_Task requirements_
Restate all of the entries exactly, dropping any pictures they hold.

_Given information_
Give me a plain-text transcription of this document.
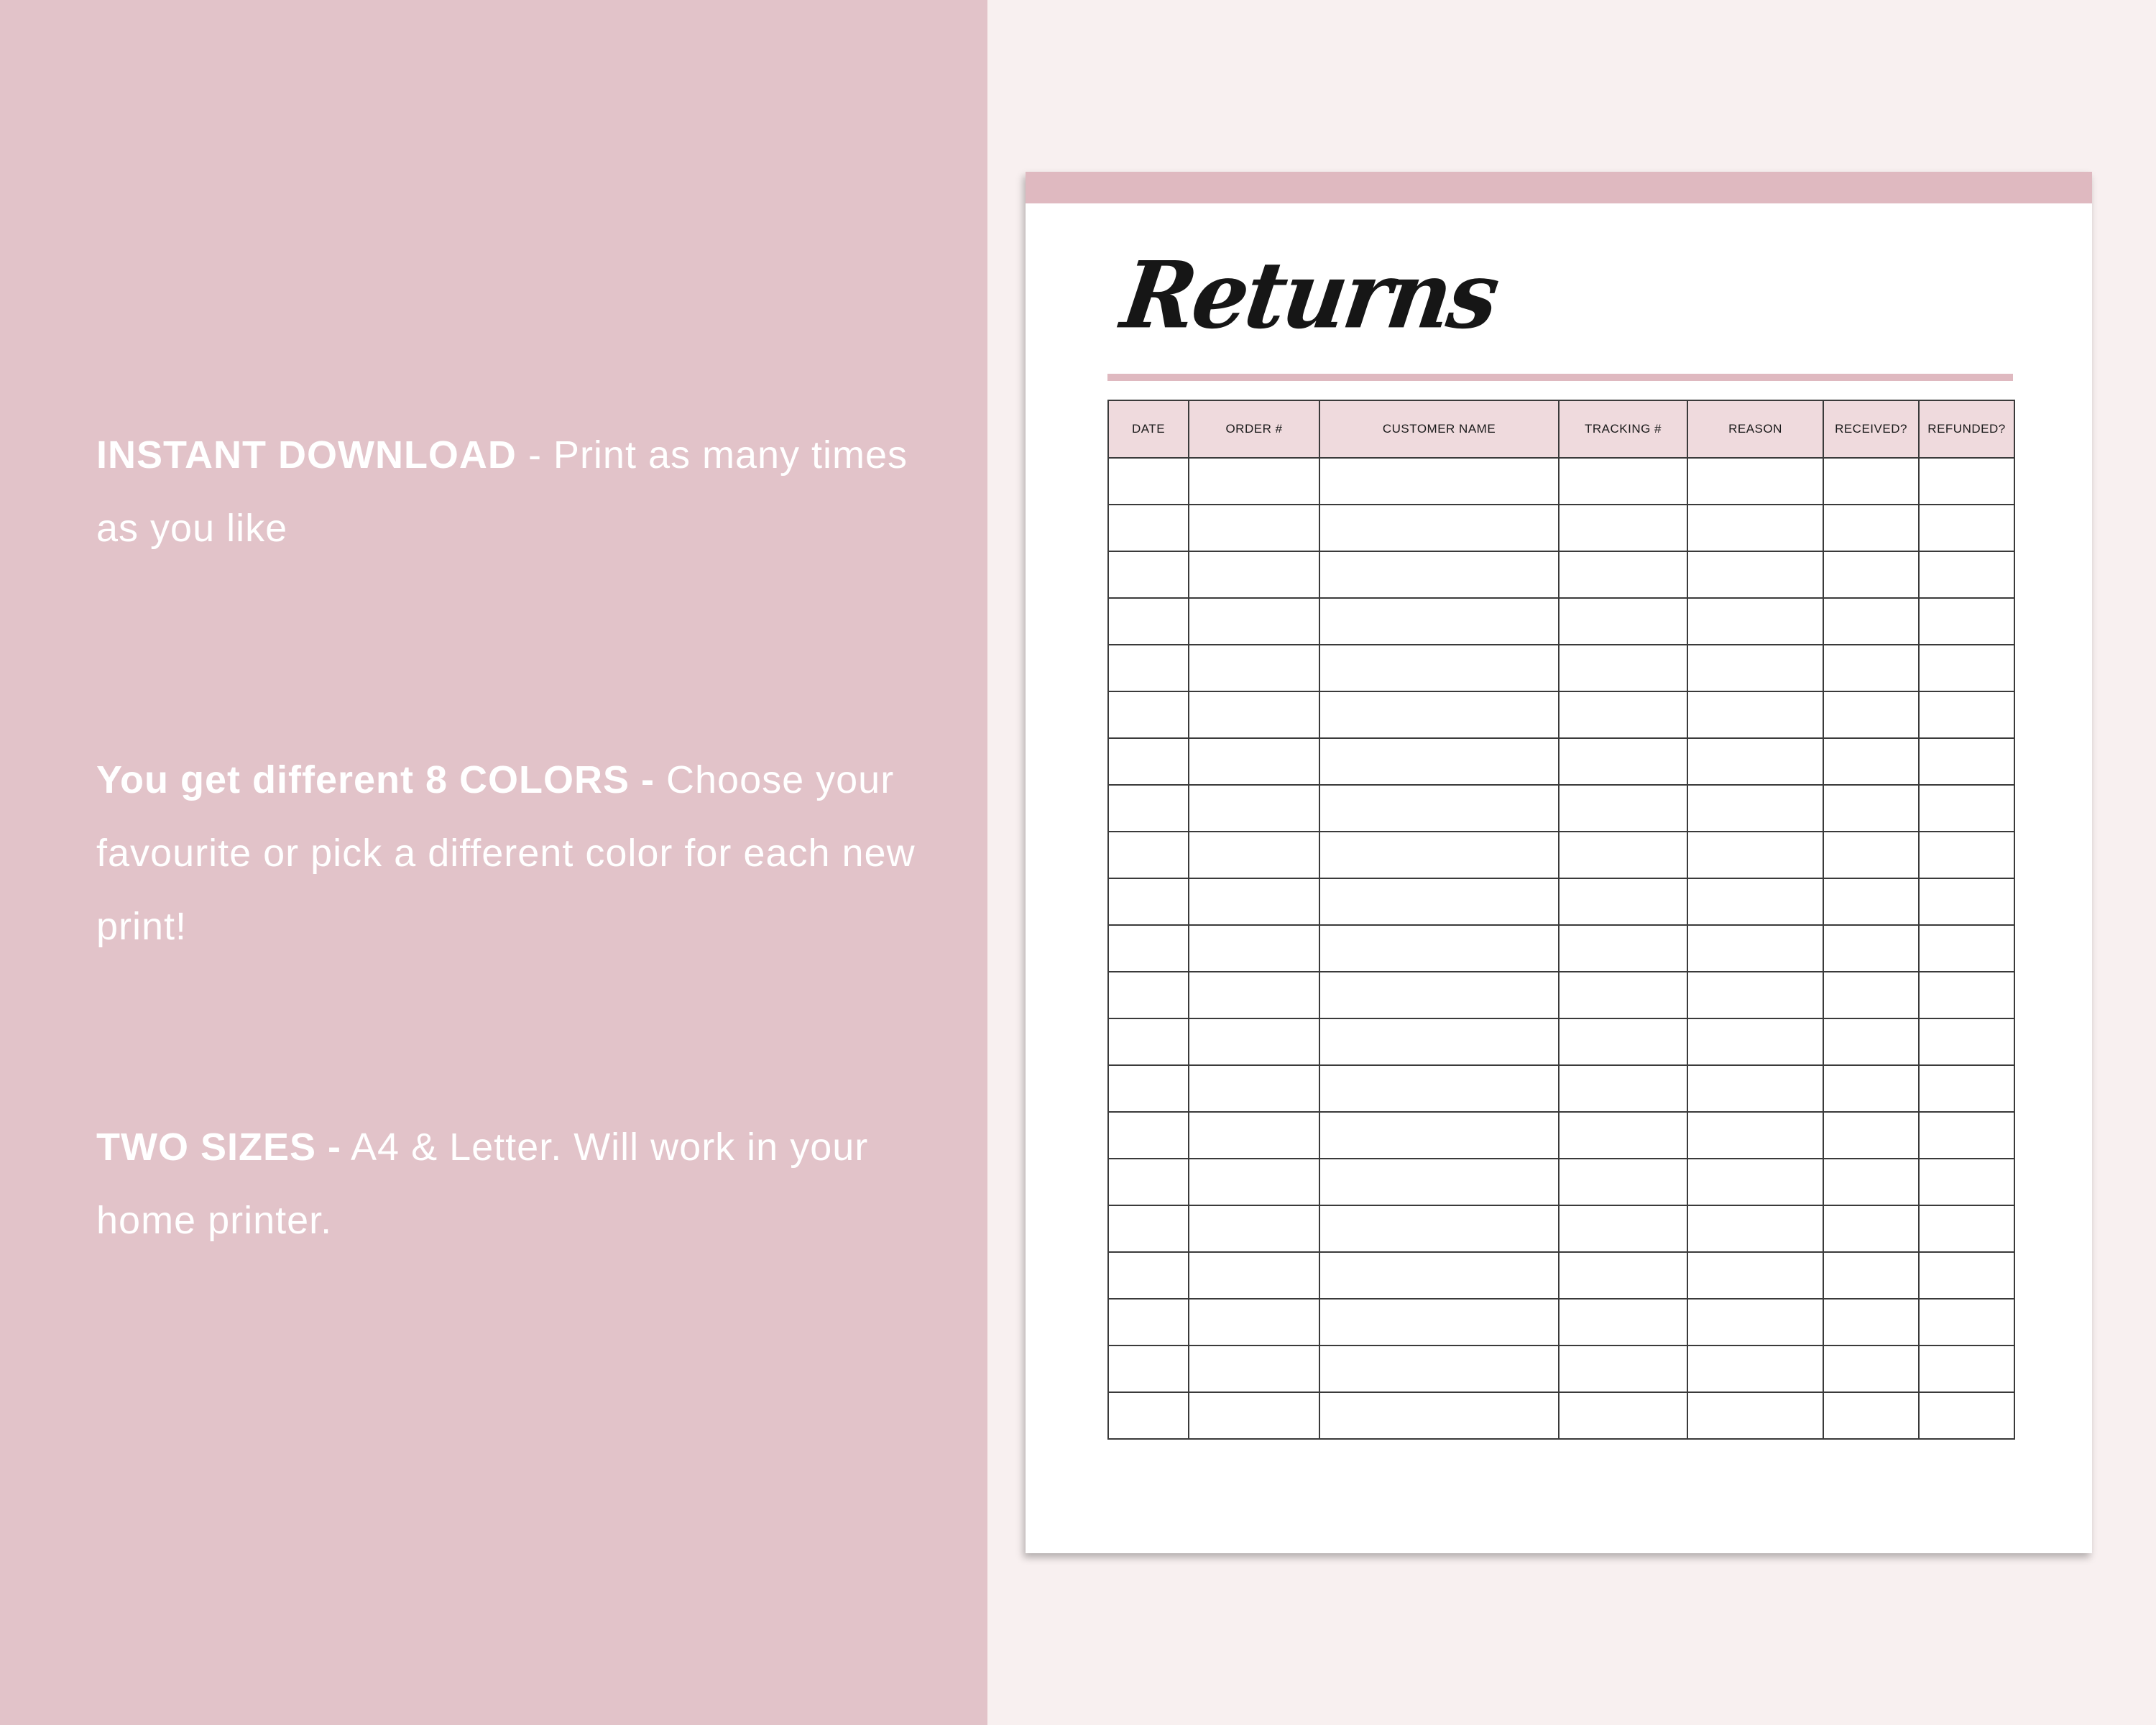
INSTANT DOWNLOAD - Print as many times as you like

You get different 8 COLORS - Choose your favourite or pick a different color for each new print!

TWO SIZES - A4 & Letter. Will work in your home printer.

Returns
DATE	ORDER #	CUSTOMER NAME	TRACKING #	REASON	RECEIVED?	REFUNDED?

_The answer_
Give me a plain-text transcription of this document.
INSTANT DOWNLOAD - Print as many times as you like

You get different 8 COLORS - Choose your favourite or pick a different color for each new print!

TWO SIZES - A4 & Letter. Will work in your home printer.

Returns
DATE	ORDER #	CUSTOMER NAME	TRACKING #	REASON	RECEIVED?	REFUNDED?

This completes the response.